Task description>
Show every line of the entries below that contains the string "supplying", copying each line in full. Case counts.

** Start Excerpted data **

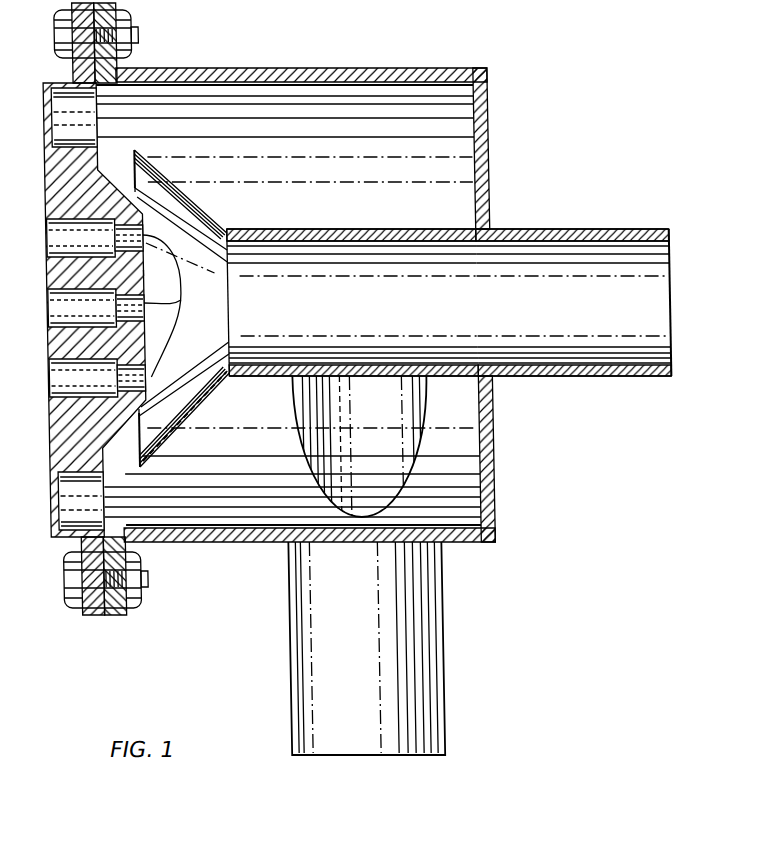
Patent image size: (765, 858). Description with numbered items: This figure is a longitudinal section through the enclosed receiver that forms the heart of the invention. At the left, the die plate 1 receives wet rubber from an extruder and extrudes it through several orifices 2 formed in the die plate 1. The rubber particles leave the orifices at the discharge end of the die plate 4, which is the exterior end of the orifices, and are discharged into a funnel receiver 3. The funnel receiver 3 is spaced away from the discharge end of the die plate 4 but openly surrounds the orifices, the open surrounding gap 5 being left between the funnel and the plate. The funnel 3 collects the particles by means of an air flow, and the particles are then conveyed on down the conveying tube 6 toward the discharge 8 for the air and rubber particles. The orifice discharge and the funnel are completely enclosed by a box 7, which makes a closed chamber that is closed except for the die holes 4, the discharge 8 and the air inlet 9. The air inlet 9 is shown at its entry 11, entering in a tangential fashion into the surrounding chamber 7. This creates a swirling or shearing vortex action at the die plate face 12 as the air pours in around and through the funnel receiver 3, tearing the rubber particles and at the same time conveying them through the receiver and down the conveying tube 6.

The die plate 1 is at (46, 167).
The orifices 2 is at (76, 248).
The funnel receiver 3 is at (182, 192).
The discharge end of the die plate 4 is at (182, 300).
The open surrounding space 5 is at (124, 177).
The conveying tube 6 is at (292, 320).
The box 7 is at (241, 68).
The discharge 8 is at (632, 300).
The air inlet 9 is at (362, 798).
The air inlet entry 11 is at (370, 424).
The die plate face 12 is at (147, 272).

** End Excerpted data **
** Start Excerpted data **

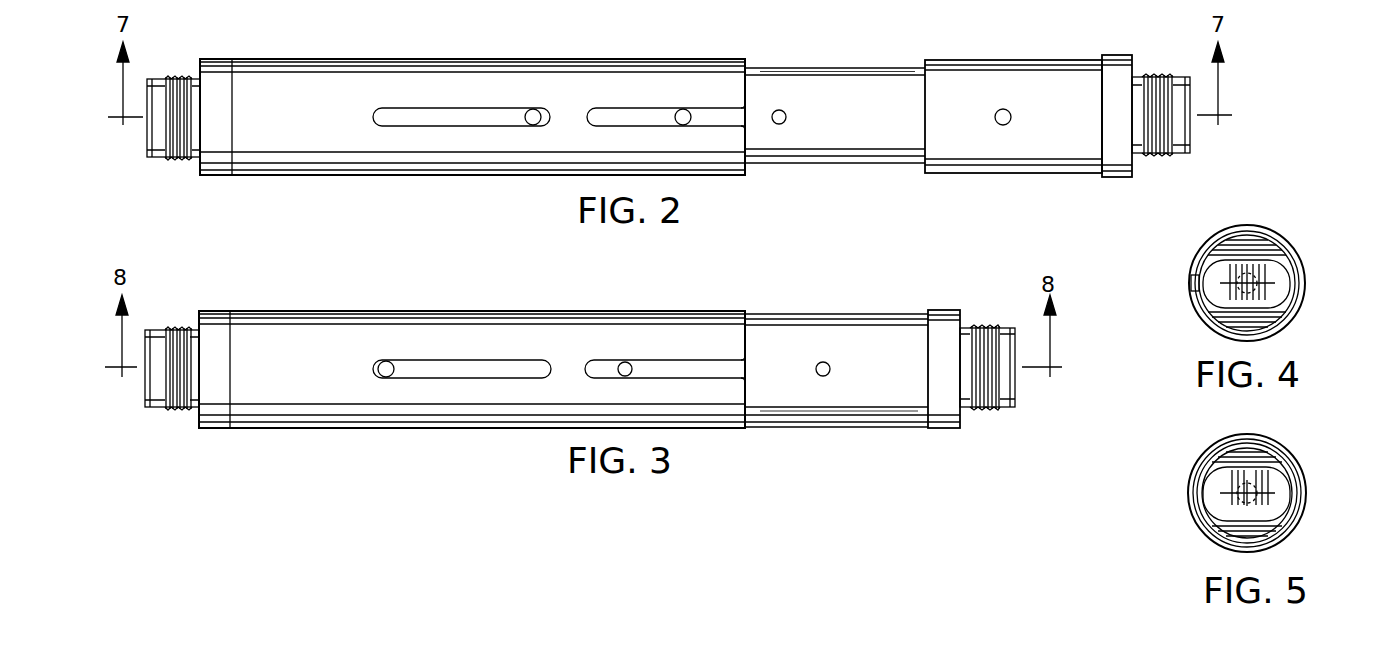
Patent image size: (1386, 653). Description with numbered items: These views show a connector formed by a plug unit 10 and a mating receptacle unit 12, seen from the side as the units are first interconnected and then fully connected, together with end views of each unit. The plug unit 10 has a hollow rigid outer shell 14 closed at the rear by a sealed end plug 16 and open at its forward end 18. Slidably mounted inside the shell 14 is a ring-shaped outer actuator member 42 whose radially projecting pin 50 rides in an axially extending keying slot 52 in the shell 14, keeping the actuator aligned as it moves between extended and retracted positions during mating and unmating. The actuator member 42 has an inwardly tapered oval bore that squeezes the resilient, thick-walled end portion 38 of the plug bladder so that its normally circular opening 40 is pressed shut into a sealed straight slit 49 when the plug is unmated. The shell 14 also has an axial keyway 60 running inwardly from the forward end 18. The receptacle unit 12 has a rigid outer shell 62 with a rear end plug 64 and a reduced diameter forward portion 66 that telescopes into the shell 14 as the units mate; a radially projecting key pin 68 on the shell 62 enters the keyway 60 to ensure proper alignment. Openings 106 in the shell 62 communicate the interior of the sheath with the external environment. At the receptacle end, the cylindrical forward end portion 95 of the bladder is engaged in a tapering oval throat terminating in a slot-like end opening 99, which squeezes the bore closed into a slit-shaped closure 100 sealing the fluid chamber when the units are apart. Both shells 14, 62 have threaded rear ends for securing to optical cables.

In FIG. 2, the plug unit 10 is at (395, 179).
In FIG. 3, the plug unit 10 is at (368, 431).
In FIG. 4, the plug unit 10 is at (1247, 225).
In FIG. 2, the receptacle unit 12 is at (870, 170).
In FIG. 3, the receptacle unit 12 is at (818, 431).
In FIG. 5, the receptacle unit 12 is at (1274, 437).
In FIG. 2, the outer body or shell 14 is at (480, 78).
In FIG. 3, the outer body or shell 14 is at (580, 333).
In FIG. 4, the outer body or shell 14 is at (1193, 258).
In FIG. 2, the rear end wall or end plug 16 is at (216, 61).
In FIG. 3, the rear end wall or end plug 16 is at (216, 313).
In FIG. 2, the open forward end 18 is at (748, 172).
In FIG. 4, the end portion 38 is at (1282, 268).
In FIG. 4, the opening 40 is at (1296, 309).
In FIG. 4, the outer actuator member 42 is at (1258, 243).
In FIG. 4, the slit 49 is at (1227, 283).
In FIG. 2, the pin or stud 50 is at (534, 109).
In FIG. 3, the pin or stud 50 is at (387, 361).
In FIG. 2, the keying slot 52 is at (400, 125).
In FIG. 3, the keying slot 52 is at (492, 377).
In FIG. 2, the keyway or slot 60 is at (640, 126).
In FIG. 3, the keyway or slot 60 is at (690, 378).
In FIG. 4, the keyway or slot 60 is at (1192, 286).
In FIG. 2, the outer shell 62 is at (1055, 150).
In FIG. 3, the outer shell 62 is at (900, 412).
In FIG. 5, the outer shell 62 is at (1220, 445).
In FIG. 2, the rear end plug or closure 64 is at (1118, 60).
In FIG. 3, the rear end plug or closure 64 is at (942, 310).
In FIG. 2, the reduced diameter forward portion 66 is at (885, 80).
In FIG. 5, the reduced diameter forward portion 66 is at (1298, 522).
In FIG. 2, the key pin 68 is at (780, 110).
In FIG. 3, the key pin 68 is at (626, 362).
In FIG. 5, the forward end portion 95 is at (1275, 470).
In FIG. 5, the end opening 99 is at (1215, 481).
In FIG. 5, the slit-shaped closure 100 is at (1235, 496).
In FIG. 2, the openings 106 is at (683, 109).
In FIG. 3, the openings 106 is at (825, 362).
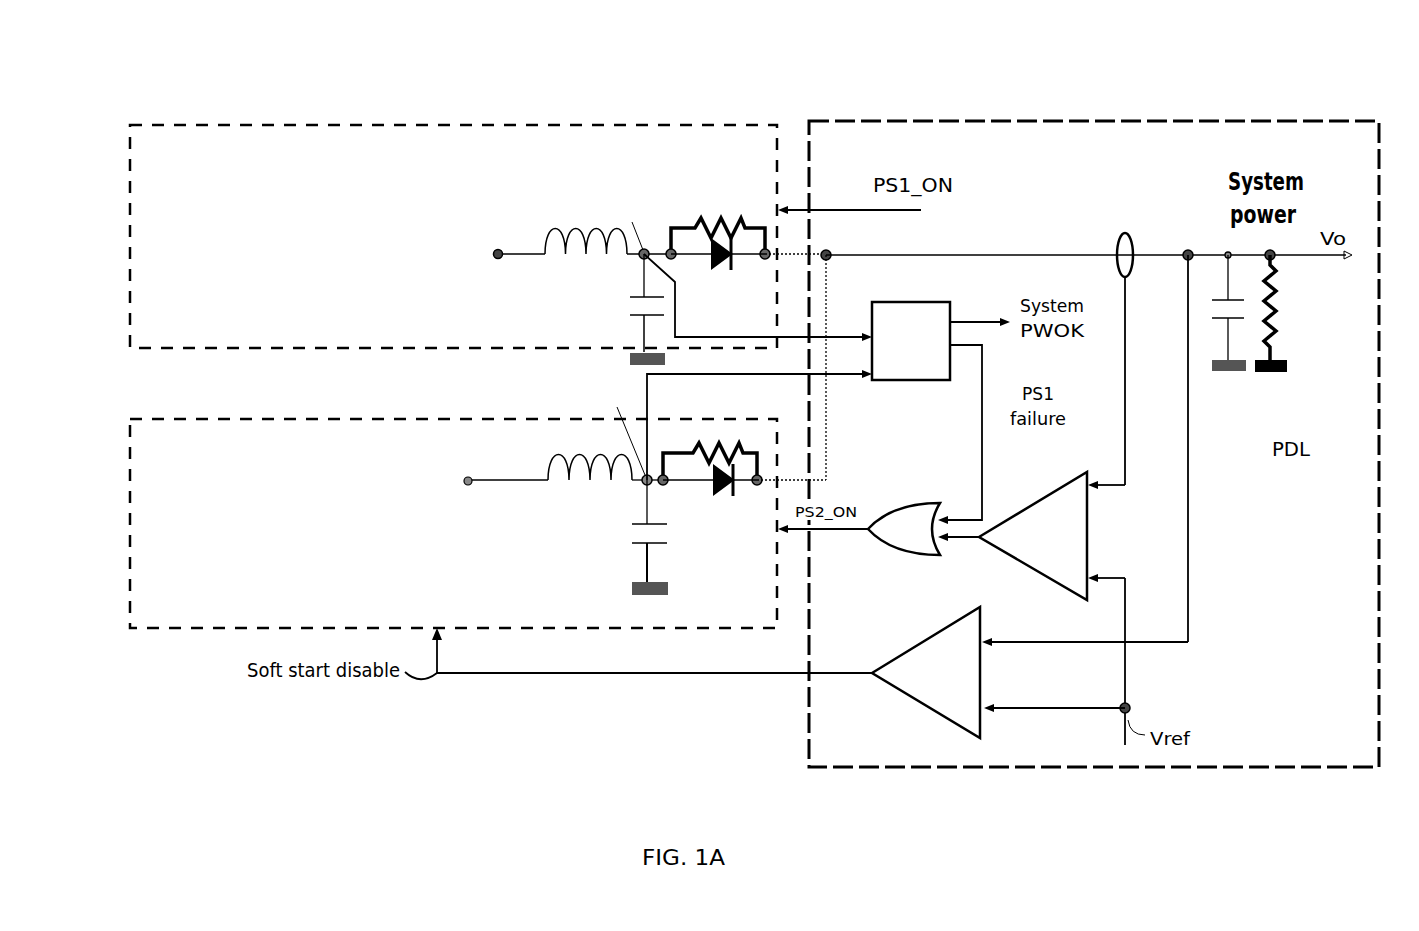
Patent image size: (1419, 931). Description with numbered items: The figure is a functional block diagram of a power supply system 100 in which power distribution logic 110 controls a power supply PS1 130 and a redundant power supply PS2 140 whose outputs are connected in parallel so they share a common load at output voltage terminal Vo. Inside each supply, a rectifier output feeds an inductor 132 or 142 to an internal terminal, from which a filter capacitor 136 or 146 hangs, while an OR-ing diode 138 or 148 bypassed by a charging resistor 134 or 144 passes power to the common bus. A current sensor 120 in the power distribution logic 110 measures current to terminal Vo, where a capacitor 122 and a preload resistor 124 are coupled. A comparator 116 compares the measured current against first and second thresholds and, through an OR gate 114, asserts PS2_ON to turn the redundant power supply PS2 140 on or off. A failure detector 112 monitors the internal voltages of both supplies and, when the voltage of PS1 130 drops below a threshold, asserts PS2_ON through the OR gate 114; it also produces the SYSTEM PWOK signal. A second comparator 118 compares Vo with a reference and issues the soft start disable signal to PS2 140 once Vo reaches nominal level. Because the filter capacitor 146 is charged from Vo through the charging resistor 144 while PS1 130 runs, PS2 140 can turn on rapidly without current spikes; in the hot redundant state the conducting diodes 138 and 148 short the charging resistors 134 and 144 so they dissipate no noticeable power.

** End Excerpted data **
** Start Excerpted data **

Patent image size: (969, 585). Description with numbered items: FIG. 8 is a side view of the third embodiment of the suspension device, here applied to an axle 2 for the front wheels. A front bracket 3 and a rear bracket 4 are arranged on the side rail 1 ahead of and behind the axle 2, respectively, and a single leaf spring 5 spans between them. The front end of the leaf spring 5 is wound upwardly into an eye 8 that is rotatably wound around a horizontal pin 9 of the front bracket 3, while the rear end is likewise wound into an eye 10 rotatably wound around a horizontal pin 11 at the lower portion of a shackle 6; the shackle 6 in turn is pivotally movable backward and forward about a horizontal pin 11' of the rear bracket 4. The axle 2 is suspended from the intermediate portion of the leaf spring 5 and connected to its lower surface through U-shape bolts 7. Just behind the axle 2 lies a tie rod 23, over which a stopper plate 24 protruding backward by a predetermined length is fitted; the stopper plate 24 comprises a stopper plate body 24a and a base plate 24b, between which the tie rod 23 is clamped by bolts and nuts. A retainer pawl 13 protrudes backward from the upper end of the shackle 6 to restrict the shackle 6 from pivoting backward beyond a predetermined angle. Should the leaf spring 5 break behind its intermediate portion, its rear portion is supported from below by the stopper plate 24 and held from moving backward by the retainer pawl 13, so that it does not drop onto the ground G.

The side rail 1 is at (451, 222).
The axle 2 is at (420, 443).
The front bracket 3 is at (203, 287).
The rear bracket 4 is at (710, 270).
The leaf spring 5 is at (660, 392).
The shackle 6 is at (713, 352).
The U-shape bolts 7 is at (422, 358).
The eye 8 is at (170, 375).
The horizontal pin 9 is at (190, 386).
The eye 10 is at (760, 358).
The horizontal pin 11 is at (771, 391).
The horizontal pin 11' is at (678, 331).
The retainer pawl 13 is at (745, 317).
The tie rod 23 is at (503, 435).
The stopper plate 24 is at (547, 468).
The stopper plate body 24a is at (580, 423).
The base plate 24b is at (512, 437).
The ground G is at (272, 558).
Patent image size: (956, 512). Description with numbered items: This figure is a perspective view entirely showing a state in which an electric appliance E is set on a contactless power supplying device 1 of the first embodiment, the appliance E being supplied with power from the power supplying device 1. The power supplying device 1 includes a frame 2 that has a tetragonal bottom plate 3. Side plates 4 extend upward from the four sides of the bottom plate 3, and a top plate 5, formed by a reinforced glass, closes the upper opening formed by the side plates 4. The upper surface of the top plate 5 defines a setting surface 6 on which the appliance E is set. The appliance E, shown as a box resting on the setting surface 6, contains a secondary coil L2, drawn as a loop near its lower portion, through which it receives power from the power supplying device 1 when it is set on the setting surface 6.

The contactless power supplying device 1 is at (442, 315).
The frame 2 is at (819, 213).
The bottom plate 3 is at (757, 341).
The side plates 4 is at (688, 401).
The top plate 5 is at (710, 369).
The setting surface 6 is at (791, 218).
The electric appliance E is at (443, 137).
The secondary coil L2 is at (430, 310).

** End Excerpted data **

Finished exercise>
Patent image size: (956, 512). Description with numbered items: This figure is a perspective view entirely showing a state in which an electric appliance E is set on a contactless power supplying device 1 of the first embodiment, the appliance E being supplied with power from the power supplying device 1. The power supplying device 1 includes a frame 2 that has a tetragonal bottom plate 3. Side plates 4 extend upward from the four sides of the bottom plate 3, and a top plate 5, formed by a reinforced glass, closes the upper opening formed by the side plates 4. The upper surface of the top plate 5 defines a setting surface 6 on which the appliance E is set. The appliance E, shown as a box resting on the setting surface 6, contains a secondary coil L2, drawn as a loop near its lower portion, through which it receives power from the power supplying device 1 when it is set on the setting surface 6.
The contactless power supplying device 1 is at (442, 315).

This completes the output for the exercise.